• REQUEST
Nothing may be dropped or altered: reproduce all the data.

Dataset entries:
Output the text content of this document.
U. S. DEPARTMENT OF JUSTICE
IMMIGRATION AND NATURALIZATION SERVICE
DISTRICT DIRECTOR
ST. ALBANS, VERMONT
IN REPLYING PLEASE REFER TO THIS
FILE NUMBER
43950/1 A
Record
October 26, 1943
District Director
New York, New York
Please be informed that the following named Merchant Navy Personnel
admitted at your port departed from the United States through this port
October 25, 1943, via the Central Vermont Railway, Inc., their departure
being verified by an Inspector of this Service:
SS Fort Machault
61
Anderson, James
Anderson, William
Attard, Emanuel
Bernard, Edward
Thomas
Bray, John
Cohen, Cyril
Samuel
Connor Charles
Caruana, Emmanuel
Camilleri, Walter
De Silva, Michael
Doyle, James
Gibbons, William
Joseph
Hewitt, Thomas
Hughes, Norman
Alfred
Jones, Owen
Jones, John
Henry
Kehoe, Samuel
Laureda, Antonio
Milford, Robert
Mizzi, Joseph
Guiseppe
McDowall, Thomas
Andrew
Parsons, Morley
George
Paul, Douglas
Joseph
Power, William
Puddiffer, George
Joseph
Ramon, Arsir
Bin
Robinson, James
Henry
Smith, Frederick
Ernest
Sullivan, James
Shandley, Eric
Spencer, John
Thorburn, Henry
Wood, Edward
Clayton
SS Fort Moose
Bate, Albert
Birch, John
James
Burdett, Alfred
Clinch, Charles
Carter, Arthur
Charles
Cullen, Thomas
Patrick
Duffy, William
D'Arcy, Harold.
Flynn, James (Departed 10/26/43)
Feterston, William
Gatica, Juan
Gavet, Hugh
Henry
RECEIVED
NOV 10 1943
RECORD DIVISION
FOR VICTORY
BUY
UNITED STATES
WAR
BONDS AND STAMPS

• COMPLETE OUTPUT
Output the text content of this document.
U. S. DEPARTMENT OF JUSTICE
IMMIGRATION AND NATURALIZATION SERVICE
DISTRICT DIRECTOR
ST. ALBANS, VERMONT
IN REPLYING PLEASE REFER TO THIS
FILE NUMBER
43950/1 A
Record
October 26, 1943
District Director
New York, New York
Please be informed that the following named Merchant Navy Personnel
admitted at your port departed from the United States through this port
October 25, 1943, via the Central Vermont Railway, Inc., their departure
being verified by an Inspector of this Service:
SS Fort Machault
61
Anderson, James
Anderson, William
Attard, Emanuel
Bernard, Edward
Thomas
Bray, John
Cohen, Cyril
Samuel
Connor Charles
Caruana, Emmanuel
Camilleri, Walter
De Silva, Michael
Doyle, James
Gibbons, William
Joseph
Hewitt, Thomas
Hughes, Norman
Alfred
Jones, Owen
Jones, John
Henry
Kehoe, Samuel
Laureda, Antonio
Milford, Robert
Mizzi, Joseph
Guiseppe
McDowall, Thomas
Andrew
Parsons, Morley
George
Paul, Douglas
Joseph
Power, William
Puddiffer, George
Joseph
Ramon, Arsir
Bin
Robinson, James
Henry
Smith, Frederick
Ernest
Sullivan, James
Shandley, Eric
Spencer, John
Thorburn, Henry
Wood, Edward
Clayton
SS Fort Moose
Bate, Albert
Birch, John
James
Burdett, Alfred
Clinch, Charles
Carter, Arthur
Charles
Cullen, Thomas
Patrick
Duffy, William
D'Arcy, Harold.
Flynn, James (Departed 10/26/43)
Feterston, William
Gatica, Juan
Gavet, Hugh
Henry
RECEIVED
NOV 10 1943
RECORD DIVISION
FOR VICTORY
BUY
UNITED STATES
WAR
BONDS AND STAMPS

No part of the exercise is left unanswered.